Stated task: Work out how many lines of the listing hold "Barb", then state only that count.

------ Items

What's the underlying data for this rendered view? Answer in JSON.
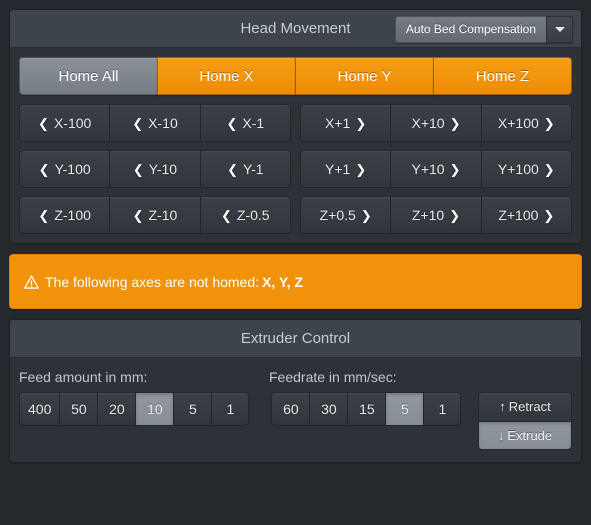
{
  "head_movement": {
    "title": "Head Movement",
    "compensation_button": {
      "label": "Auto Bed Compensation",
      "caret_icon": "chevron-down-icon"
    },
    "home_buttons": [
      {
        "label": "Home All",
        "style": "gray"
      },
      {
        "label": "Home X",
        "style": "orange"
      },
      {
        "label": "Home Y",
        "style": "orange"
      },
      {
        "label": "Home Z",
        "style": "orange"
      }
    ],
    "jog_rows": [
      {
        "minus": [
          {
            "label": "X-100",
            "icon": "chevron-left-icon",
            "glyph": "❮"
          },
          {
            "label": "X-10",
            "icon": "chevron-left-icon",
            "glyph": "❮"
          },
          {
            "label": "X-1",
            "icon": "chevron-left-icon",
            "glyph": "❮"
          }
        ],
        "plus": [
          {
            "label": "X+1",
            "icon": "chevron-right-icon",
            "glyph": "❯"
          },
          {
            "label": "X+10",
            "icon": "chevron-right-icon",
            "glyph": "❯"
          },
          {
            "label": "X+100",
            "icon": "chevron-right-icon",
            "glyph": "❯"
          }
        ]
      },
      {
        "minus": [
          {
            "label": "Y-100",
            "icon": "chevron-left-icon",
            "glyph": "❮"
          },
          {
            "label": "Y-10",
            "icon": "chevron-left-icon",
            "glyph": "❮"
          },
          {
            "label": "Y-1",
            "icon": "chevron-left-icon",
            "glyph": "❮"
          }
        ],
        "plus": [
          {
            "label": "Y+1",
            "icon": "chevron-right-icon",
            "glyph": "❯"
          },
          {
            "label": "Y+10",
            "icon": "chevron-right-icon",
            "glyph": "❯"
          },
          {
            "label": "Y+100",
            "icon": "chevron-right-icon",
            "glyph": "❯"
          }
        ]
      },
      {
        "minus": [
          {
            "label": "Z-100",
            "icon": "chevron-left-icon",
            "glyph": "❮"
          },
          {
            "label": "Z-10",
            "icon": "chevron-left-icon",
            "glyph": "❮"
          },
          {
            "label": "Z-0.5",
            "icon": "chevron-left-icon",
            "glyph": "❮"
          }
        ],
        "plus": [
          {
            "label": "Z+0.5",
            "icon": "chevron-right-icon",
            "glyph": "❯"
          },
          {
            "label": "Z+10",
            "icon": "chevron-right-icon",
            "glyph": "❯"
          },
          {
            "label": "Z+100",
            "icon": "chevron-right-icon",
            "glyph": "❯"
          }
        ]
      }
    ]
  },
  "alert": {
    "icon": "warning-triangle-icon",
    "message": "The following axes are not homed:",
    "axes": "X, Y, Z"
  },
  "extruder": {
    "title": "Extruder Control",
    "feed_label": "Feed amount in mm:",
    "feedrate_label": "Feedrate in mm/sec:",
    "feed_amounts": [
      "400",
      "50",
      "20",
      "10",
      "5",
      "1"
    ],
    "feed_selected": "10",
    "feedrates": [
      "60",
      "30",
      "15",
      "5",
      "1"
    ],
    "feedrate_selected": "5",
    "retract": {
      "label": "Retract",
      "icon": "arrow-up-icon",
      "glyph": "↑"
    },
    "extrude": {
      "label": "Extrude",
      "icon": "arrow-down-icon",
      "glyph": "↓"
    }
  },
  "colors": {
    "page_bg": "#25292e",
    "panel_bg": "#2d3239",
    "panel_head_bg": "#3e444c",
    "accent_orange": "#f0920a",
    "active_gray": "#8b9199"
  }
}
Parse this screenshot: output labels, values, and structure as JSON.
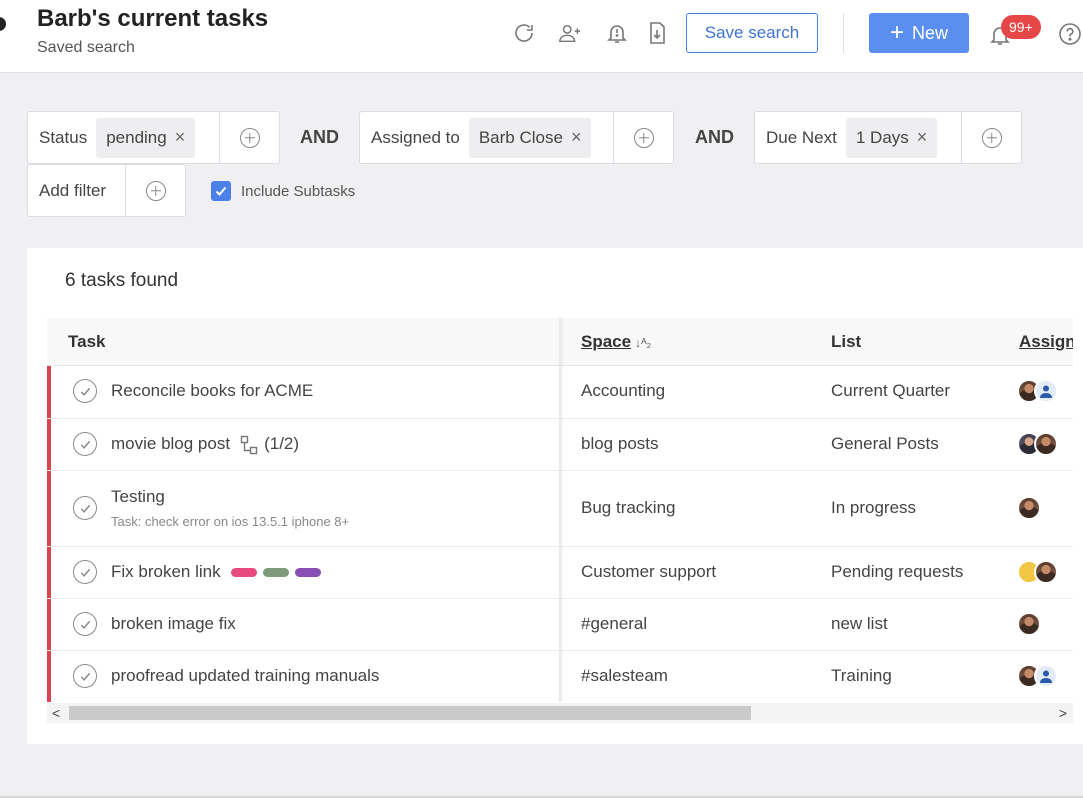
{
  "header": {
    "title": "Barb's current tasks",
    "subtitle": "Saved search",
    "icons": [
      "refresh-icon",
      "add-user-icon",
      "alarm-icon",
      "export-icon",
      "bell-icon",
      "help-icon"
    ],
    "save_search_label": "Save search",
    "new_label": "New",
    "new_plus": "+",
    "notification_count": "99+"
  },
  "filters": {
    "groups": [
      {
        "label": "Status",
        "value": "pending",
        "remove": "×"
      },
      {
        "label": "Assigned to",
        "value": "Barb Close",
        "remove": "×"
      },
      {
        "label": "Due Next",
        "value": "1 Days",
        "remove": "×"
      }
    ],
    "operators": [
      "AND",
      "AND"
    ],
    "add_filter_label": "Add filter",
    "include_subtasks_label": "Include Subtasks",
    "include_subtasks_checked": true
  },
  "results": {
    "count_text": "6  tasks found",
    "columns": {
      "task": "Task",
      "space": "Space",
      "list": "List",
      "assignee": "Assignee"
    },
    "rows": [
      {
        "task": "Reconcile books for ACME",
        "space": "Accounting",
        "list": "Current Quarter"
      },
      {
        "task": "movie blog post",
        "subtasks": "(1/2)",
        "space": "blog posts",
        "list": "General Posts"
      },
      {
        "task": "Testing",
        "note": "Task: check error on ios 13.5.1 iphone 8+",
        "space": "Bug tracking",
        "list": "In progress"
      },
      {
        "task": "Fix broken link",
        "tags": [
          "#e84a7f",
          "#7f9a7b",
          "#8a4fb3"
        ],
        "space": "Customer support",
        "list": "Pending requests"
      },
      {
        "task": "broken image fix",
        "space": "#general",
        "list": "new list"
      },
      {
        "task": "proofread updated training manuals",
        "space": "#salesteam",
        "list": "Training"
      }
    ],
    "priority_color": "#d94452"
  },
  "scrollbar": {
    "left_arrow": "<",
    "right_arrow": ">"
  },
  "colors": {
    "accent": "#5a8ff0",
    "badge": "#e54646"
  }
}
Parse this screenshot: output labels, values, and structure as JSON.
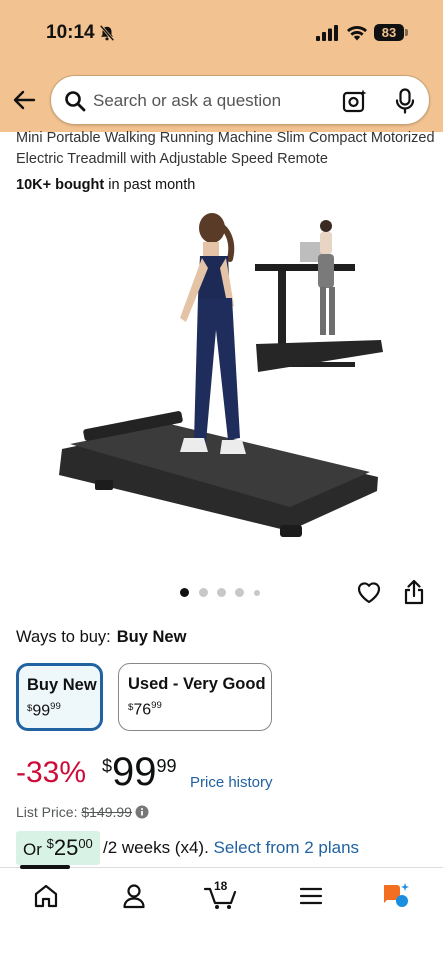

------------

Right answer: 2